Rows from a figure dataset:
====================

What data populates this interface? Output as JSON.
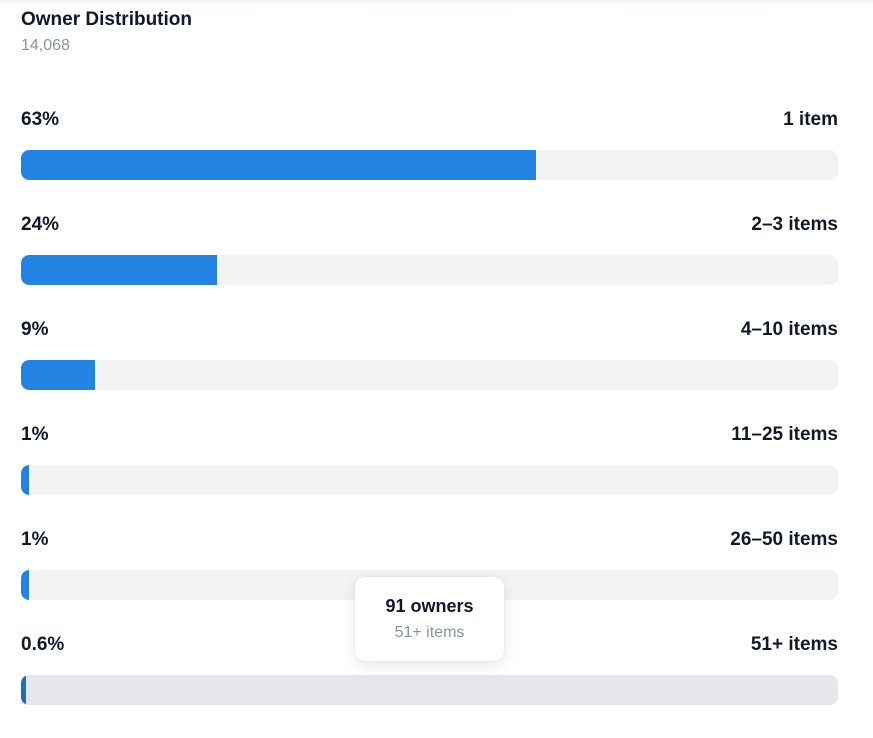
{
  "header": {
    "title": "Owner Distribution",
    "total": "14,068"
  },
  "rows": [
    {
      "percent_label": "63%",
      "range_label": "1 item",
      "fraction": 0.63
    },
    {
      "percent_label": "24%",
      "range_label": "2–3 items",
      "fraction": 0.24
    },
    {
      "percent_label": "9%",
      "range_label": "4–10 items",
      "fraction": 0.09
    },
    {
      "percent_label": "1%",
      "range_label": "11–25 items",
      "fraction": 0.01
    },
    {
      "percent_label": "1%",
      "range_label": "26–50 items",
      "fraction": 0.01
    },
    {
      "percent_label": "0.6%",
      "range_label": "51+ items",
      "fraction": 0.006
    }
  ],
  "tooltip": {
    "owners": "91 owners",
    "range": "51+ items"
  },
  "colors": {
    "bar_fill": "#2283e2",
    "bar_fill_hover": "#1b6dbd",
    "track": "#f2f3f5",
    "track_hover": "#e5e7eb"
  }
}
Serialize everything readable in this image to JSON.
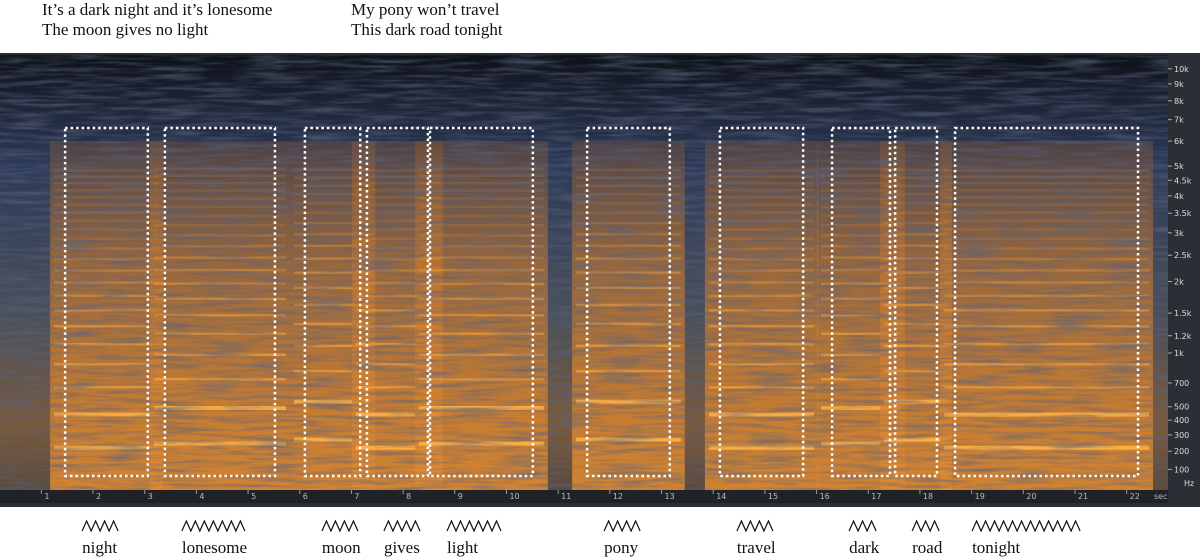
{
  "lyrics": [
    [
      "It’s a dark night and it’s lonesome",
      "The moon gives no light"
    ],
    [
      "My pony won’t travel",
      "This dark road tonight"
    ]
  ],
  "spectrogram": {
    "time_unit": "sec",
    "freq_unit": "Hz",
    "xlim": [
      0.2,
      22.8
    ],
    "ylim": [
      0,
      11000
    ],
    "xticks": [
      1,
      2,
      3,
      4,
      5,
      6,
      7,
      8,
      9,
      10,
      11,
      12,
      13,
      14,
      15,
      16,
      17,
      18,
      19,
      20,
      21,
      22
    ],
    "yticks": [
      {
        "value": 10000,
        "label": "10k"
      },
      {
        "value": 9000,
        "label": "9k"
      },
      {
        "value": 8000,
        "label": "8k"
      },
      {
        "value": 7000,
        "label": "7k"
      },
      {
        "value": 6000,
        "label": "6k"
      },
      {
        "value": 5000,
        "label": "5k"
      },
      {
        "value": 4500,
        "label": "4.5k"
      },
      {
        "value": 4000,
        "label": "4k"
      },
      {
        "value": 3500,
        "label": "3.5k"
      },
      {
        "value": 3000,
        "label": "3k"
      },
      {
        "value": 2500,
        "label": "2.5k"
      },
      {
        "value": 2000,
        "label": "2k"
      },
      {
        "value": 1500,
        "label": "1.5k"
      },
      {
        "value": 1200,
        "label": "1.2k"
      },
      {
        "value": 1000,
        "label": "1k"
      },
      700,
      500,
      400,
      300,
      200,
      100
    ]
  },
  "words": [
    {
      "text": "night",
      "start": 1.46,
      "end": 3.06
    },
    {
      "text": "lonesome",
      "start": 3.39,
      "end": 5.52
    },
    {
      "text": "moon",
      "start": 6.1,
      "end": 7.17
    },
    {
      "text": "gives",
      "start": 7.3,
      "end": 8.48
    },
    {
      "text": "light",
      "start": 8.52,
      "end": 10.51
    },
    {
      "text": "pony",
      "start": 11.56,
      "end": 13.16
    },
    {
      "text": "travel",
      "start": 14.13,
      "end": 15.74
    },
    {
      "text": "dark",
      "start": 16.3,
      "end": 17.42
    },
    {
      "text": "road",
      "start": 17.52,
      "end": 18.33
    },
    {
      "text": "tonight",
      "start": 18.68,
      "end": 22.22
    }
  ]
}
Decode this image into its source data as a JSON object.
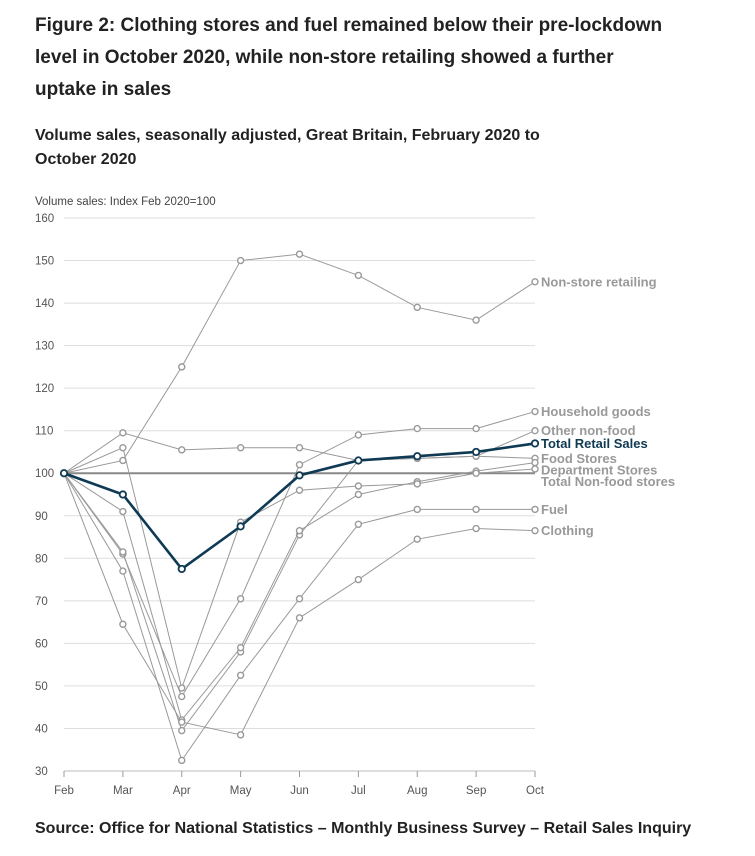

====================

*Work to complete*. Each record must be quoted in full and exactly. Do not include the pictures.

*Answer to the task*.
What data populates this interface? Output as JSON.
{
  "header": {
    "title": "Owner Distribution",
    "total": "14,068"
  },
  "rows": [
    {
      "percent_label": "63%",
      "range_label": "1 item",
      "fraction": 0.63
    },
    {
      "percent_label": "24%",
      "range_label": "2–3 items",
      "fraction": 0.24
    },
    {
      "percent_label": "9%",
      "range_label": "4–10 items",
      "fraction": 0.09
    },
    {
      "percent_label": "1%",
      "range_label": "11–25 items",
      "fraction": 0.01
    },
    {
      "percent_label": "1%",
      "range_label": "26–50 items",
      "fraction": 0.01
    },
    {
      "percent_label": "0.6%",
      "range_label": "51+ items",
      "fraction": 0.006
    }
  ],
  "tooltip": {
    "owners": "91 owners",
    "range": "51+ items"
  },
  "colors": {
    "bar_fill": "#2283e2",
    "bar_fill_hover": "#1b6dbd",
    "track": "#f2f3f5",
    "track_hover": "#e5e7eb"
  }
}
Serialize everything readable in this image to JSON.
{
  "lyrics": [
    [
      "It’s a dark night and it’s lonesome",
      "The moon gives no light"
    ],
    [
      "My pony won’t travel",
      "This dark road tonight"
    ]
  ],
  "spectrogram": {
    "time_unit": "sec",
    "freq_unit": "Hz",
    "xlim": [
      0.2,
      22.8
    ],
    "ylim": [
      0,
      11000
    ],
    "xticks": [
      1,
      2,
      3,
      4,
      5,
      6,
      7,
      8,
      9,
      10,
      11,
      12,
      13,
      14,
      15,
      16,
      17,
      18,
      19,
      20,
      21,
      22
    ],
    "yticks": [
      {
        "value": 10000,
        "label": "10k"
      },
      {
        "value": 9000,
        "label": "9k"
      },
      {
        "value": 8000,
        "label": "8k"
      },
      {
        "value": 7000,
        "label": "7k"
      },
      {
        "value": 6000,
        "label": "6k"
      },
      {
        "value": 5000,
        "label": "5k"
      },
      {
        "value": 4500,
        "label": "4.5k"
      },
      {
        "value": 4000,
        "label": "4k"
      },
      {
        "value": 3500,
        "label": "3.5k"
      },
      {
        "value": 3000,
        "label": "3k"
      },
      {
        "value": 2500,
        "label": "2.5k"
      },
      {
        "value": 2000,
        "label": "2k"
      },
      {
        "value": 1500,
        "label": "1.5k"
      },
      {
        "value": 1200,
        "label": "1.2k"
      },
      {
        "value": 1000,
        "label": "1k"
      },
      700,
      500,
      400,
      300,
      200,
      100
    ]
  },
  "words": [
    {
      "text": "night",
      "start": 1.46,
      "end": 3.06
    },
    {
      "text": "lonesome",
      "start": 3.39,
      "end": 5.52
    },
    {
      "text": "moon",
      "start": 6.1,
      "end": 7.17
    },
    {
      "text": "gives",
      "start": 7.3,
      "end": 8.48
    },
    {
      "text": "light",
      "start": 8.52,
      "end": 10.51
    },
    {
      "text": "pony",
      "start": 11.56,
      "end": 13.16
    },
    {
      "text": "travel",
      "start": 14.13,
      "end": 15.74
    },
    {
      "text": "dark",
      "start": 16.3,
      "end": 17.42
    },
    {
      "text": "road",
      "start": 17.52,
      "end": 18.33
    },
    {
      "text": "tonight",
      "start": 18.68,
      "end": 22.22
    }
  ]
}
Decode this image into its source data as a JSON object.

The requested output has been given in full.